Written task →
Gather all lines with the word "metal" in them.

Extracted data entries →
□ □ □ □ □ □ □

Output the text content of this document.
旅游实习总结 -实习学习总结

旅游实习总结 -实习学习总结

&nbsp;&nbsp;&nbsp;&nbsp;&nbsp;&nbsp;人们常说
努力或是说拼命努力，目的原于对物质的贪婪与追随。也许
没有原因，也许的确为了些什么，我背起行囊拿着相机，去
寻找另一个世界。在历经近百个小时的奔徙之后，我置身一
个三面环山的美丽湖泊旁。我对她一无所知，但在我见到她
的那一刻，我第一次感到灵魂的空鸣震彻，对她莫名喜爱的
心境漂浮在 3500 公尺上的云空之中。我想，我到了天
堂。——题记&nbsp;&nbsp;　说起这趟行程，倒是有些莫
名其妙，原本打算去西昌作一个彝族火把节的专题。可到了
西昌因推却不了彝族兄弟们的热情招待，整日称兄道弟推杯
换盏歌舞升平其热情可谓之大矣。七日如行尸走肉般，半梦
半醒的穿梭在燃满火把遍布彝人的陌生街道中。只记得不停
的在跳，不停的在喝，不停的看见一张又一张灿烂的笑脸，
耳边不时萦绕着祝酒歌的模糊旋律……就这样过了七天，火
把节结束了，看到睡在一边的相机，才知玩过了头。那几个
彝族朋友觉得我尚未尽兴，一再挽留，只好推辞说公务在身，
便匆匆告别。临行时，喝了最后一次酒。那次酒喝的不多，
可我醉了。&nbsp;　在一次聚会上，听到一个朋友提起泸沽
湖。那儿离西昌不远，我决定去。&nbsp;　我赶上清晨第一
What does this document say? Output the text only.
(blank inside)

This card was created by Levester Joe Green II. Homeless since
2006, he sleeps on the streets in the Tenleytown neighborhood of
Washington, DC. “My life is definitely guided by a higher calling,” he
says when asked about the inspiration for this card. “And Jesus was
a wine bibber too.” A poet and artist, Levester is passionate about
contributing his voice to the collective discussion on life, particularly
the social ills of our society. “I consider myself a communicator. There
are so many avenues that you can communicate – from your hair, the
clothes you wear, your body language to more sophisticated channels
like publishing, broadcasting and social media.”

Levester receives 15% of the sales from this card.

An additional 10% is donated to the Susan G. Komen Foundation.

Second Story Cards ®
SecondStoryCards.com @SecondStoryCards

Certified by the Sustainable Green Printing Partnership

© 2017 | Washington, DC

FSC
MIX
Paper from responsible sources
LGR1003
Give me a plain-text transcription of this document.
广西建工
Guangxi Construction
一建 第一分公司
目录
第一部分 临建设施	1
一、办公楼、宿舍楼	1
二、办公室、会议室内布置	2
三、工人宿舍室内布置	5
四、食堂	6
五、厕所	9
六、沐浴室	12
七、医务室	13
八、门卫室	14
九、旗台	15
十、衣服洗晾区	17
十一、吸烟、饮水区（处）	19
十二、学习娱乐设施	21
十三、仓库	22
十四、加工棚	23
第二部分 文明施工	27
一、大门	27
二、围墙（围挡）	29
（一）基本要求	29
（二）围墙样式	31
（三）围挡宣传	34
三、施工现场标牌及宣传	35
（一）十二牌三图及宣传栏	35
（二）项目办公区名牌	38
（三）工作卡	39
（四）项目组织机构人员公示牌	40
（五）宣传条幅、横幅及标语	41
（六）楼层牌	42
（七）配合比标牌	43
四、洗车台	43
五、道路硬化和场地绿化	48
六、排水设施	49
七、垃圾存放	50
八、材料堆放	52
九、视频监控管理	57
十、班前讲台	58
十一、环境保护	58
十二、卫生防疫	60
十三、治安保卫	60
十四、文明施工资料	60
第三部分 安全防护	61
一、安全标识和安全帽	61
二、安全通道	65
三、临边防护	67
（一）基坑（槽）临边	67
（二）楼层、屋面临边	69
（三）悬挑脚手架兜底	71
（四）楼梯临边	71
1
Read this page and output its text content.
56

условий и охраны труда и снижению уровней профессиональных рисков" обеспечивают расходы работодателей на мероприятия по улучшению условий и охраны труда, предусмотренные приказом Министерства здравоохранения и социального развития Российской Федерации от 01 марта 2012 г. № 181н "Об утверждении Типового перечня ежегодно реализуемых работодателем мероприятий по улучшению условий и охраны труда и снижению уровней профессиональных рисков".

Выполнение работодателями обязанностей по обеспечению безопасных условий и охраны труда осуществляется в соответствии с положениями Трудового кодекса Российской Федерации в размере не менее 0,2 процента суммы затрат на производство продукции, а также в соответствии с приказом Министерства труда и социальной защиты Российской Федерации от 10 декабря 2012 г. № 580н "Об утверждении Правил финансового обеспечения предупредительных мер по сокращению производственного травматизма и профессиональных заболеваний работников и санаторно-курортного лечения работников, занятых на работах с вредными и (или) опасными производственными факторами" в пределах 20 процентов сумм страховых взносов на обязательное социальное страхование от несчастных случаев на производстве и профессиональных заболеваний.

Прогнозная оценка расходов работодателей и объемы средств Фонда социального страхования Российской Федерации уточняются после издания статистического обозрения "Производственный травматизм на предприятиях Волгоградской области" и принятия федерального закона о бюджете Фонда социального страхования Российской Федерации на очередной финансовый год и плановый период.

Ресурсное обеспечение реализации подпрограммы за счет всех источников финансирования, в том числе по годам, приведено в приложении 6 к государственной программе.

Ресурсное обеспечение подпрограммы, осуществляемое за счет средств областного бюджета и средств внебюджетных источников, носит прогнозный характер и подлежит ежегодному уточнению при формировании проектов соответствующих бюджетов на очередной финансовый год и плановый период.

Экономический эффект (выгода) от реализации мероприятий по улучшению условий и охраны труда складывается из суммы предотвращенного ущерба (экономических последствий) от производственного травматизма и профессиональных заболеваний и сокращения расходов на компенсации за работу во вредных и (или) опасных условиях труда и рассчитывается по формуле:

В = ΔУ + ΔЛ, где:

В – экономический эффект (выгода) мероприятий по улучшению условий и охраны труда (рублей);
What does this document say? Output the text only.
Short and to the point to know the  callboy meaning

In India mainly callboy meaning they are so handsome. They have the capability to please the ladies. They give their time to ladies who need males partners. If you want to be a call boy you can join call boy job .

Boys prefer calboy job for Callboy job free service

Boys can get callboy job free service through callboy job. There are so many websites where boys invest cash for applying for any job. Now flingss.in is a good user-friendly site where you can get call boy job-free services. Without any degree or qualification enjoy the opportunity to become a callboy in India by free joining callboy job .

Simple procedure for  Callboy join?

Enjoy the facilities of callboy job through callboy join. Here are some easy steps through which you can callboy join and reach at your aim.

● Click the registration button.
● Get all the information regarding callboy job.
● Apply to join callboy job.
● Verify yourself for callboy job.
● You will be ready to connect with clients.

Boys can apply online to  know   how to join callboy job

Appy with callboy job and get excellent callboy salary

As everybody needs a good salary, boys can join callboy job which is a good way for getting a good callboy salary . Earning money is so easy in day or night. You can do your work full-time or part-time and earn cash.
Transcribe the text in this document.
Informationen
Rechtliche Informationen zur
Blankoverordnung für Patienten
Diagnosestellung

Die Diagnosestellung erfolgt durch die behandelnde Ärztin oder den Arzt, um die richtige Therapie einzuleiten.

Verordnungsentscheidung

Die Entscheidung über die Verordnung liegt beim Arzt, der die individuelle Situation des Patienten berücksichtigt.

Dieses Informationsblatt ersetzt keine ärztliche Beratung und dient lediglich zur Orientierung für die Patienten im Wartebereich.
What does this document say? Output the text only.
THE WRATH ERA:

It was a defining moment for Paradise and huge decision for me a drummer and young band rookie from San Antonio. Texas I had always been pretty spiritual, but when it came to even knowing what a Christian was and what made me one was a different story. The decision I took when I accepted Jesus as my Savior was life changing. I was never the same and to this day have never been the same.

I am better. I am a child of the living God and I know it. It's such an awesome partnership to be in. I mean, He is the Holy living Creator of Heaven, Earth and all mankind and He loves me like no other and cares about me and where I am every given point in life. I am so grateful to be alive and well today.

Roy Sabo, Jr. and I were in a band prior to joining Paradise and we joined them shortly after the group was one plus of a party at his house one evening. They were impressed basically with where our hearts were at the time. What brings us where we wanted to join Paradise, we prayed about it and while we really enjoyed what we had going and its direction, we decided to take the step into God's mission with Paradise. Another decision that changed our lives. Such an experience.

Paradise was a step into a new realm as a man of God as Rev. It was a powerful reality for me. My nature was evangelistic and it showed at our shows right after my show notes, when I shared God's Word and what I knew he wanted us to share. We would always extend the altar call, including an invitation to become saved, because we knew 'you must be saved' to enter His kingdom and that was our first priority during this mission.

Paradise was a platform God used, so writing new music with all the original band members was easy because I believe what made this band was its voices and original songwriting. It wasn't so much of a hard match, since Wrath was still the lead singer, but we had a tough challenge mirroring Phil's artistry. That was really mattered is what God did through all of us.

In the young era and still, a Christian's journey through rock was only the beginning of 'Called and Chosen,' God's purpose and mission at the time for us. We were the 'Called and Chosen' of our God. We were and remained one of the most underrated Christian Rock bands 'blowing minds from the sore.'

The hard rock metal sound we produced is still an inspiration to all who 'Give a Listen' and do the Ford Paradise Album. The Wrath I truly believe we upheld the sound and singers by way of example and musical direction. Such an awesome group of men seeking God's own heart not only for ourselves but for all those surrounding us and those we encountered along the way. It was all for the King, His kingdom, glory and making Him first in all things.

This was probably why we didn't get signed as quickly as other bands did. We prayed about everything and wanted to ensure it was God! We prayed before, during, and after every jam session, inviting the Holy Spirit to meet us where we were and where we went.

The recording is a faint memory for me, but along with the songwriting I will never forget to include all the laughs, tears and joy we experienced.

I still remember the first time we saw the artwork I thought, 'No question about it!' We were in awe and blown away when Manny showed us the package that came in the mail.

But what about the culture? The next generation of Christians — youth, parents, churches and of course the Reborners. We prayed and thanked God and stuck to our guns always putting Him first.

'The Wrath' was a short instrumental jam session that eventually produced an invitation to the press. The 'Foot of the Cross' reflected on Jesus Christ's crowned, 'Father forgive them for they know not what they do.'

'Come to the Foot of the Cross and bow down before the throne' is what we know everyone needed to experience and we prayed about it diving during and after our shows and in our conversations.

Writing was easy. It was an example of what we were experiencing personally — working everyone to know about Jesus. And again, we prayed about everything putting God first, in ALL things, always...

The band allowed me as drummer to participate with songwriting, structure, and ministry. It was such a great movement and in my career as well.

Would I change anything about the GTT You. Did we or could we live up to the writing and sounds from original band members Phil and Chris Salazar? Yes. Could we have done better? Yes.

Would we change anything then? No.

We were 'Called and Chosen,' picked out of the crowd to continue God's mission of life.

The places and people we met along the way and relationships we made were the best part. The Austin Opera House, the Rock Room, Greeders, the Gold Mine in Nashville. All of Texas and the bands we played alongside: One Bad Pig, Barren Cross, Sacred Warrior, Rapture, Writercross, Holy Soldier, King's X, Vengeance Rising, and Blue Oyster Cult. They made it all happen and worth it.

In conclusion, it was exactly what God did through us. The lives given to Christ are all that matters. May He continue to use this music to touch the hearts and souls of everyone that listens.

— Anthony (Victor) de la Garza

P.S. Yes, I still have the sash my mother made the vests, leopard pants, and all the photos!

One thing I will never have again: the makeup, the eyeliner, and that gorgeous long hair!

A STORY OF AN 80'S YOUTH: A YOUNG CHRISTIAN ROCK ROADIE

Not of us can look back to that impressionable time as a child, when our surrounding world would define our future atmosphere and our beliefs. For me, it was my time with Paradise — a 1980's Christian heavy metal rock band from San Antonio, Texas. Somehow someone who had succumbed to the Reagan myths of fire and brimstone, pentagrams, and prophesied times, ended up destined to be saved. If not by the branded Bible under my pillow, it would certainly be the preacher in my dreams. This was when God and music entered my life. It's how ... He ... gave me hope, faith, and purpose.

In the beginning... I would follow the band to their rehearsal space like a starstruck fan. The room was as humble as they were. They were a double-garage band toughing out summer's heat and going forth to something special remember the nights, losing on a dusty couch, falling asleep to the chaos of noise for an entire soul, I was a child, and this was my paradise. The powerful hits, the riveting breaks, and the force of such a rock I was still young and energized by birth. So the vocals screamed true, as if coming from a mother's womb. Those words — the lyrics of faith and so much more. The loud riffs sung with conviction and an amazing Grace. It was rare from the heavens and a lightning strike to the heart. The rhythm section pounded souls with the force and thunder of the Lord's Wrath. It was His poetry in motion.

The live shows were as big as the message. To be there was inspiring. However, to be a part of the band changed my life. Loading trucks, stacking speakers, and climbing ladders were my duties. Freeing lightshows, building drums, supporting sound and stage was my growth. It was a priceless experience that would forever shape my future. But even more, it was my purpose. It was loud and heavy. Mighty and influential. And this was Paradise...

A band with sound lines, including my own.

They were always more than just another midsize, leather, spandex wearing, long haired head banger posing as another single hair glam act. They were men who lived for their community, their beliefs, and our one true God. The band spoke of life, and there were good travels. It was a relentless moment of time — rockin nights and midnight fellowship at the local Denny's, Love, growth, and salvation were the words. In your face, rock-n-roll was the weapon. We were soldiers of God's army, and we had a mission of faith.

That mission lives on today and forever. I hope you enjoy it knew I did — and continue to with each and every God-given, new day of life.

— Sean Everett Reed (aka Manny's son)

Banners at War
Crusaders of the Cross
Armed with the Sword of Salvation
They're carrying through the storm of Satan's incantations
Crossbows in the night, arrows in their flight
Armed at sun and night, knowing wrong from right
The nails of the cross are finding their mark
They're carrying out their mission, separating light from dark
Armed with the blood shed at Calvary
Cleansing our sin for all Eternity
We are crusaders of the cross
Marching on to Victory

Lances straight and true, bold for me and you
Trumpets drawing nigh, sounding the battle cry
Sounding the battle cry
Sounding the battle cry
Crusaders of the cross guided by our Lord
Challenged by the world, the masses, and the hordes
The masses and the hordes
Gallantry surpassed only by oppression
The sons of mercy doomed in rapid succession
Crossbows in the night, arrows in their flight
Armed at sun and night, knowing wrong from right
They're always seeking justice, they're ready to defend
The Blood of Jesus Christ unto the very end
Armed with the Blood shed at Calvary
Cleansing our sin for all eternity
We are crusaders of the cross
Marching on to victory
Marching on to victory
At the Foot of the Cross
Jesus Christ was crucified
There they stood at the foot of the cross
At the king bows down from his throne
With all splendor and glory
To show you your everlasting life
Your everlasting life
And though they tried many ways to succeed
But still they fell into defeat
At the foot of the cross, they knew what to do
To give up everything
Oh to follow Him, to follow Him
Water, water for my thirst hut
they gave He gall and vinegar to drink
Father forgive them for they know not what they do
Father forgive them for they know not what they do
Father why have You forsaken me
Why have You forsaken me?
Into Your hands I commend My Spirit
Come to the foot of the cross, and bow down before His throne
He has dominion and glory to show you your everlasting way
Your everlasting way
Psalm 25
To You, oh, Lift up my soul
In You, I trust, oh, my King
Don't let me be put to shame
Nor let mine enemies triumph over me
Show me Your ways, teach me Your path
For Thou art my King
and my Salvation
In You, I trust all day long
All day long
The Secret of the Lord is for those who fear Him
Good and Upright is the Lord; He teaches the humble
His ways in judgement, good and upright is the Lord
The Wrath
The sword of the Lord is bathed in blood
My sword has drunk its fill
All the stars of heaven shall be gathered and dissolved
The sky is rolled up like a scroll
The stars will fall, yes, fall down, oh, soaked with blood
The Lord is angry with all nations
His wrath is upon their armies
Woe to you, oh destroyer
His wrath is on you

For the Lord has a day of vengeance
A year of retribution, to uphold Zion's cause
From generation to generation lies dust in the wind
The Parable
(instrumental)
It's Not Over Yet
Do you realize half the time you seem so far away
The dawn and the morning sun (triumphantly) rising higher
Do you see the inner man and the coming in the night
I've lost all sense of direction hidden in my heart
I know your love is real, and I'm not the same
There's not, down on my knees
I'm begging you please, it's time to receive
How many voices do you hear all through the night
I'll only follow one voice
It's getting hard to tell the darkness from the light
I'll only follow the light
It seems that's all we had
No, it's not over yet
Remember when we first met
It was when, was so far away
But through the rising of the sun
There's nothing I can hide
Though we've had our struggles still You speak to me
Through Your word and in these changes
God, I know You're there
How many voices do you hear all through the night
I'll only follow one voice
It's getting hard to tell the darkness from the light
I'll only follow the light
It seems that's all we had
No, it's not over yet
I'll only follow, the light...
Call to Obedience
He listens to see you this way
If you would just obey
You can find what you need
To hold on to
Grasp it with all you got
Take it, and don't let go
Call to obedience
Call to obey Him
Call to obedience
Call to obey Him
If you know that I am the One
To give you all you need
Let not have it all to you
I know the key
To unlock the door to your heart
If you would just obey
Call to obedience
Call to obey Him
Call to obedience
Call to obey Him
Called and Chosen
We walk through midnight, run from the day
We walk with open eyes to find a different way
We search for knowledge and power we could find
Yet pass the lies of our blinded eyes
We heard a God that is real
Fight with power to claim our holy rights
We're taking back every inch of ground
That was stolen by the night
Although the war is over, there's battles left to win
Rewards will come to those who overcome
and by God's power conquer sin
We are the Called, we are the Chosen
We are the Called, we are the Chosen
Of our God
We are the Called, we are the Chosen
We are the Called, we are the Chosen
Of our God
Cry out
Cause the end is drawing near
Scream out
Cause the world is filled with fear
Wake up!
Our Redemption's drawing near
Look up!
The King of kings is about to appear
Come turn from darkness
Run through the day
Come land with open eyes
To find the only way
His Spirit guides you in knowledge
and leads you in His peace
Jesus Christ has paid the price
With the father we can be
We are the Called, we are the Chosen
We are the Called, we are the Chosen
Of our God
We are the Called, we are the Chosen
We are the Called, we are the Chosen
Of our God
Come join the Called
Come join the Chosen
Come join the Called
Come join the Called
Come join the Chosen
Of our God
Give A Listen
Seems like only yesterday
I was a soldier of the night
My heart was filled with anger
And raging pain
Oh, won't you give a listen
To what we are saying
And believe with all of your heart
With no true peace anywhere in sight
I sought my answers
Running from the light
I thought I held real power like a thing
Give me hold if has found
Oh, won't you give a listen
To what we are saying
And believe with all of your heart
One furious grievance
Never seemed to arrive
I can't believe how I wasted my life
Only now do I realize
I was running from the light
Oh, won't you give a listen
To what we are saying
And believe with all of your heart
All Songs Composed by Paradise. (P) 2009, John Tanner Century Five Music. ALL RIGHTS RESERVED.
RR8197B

□ □ □ □ □ □ □

Written response →
The hard rock metal sound we produced is still an inspiration to all who 'Give a Listen' and do the Ford Paradise Album. The Wrath I truly believe we upheld the sound and singers by way of example and musical direction. Such an awesome group of men seeking God's own heart not only for ourselves but for all those surrounding us and those we encountered along the way. It was all for the King, His kingdom, glory and making Him first in all things.
Not of us can look back to that impressionable time as a child, when our surrounding world would define our future atmosphere and our beliefs. For me, it was my time with Paradise — a 1980's Christian heavy metal rock band from San Antonio, Texas. Somehow someone who had succumbed to the Reagan myths of fire and brimstone, pentagrams, and prophesied times, ended up destined to be saved. If not by the branded Bible under my pillow, it would certainly be the preacher in my dreams. This was when God and music entered my life. It's how ... He ... gave me hope, faith, and purpose.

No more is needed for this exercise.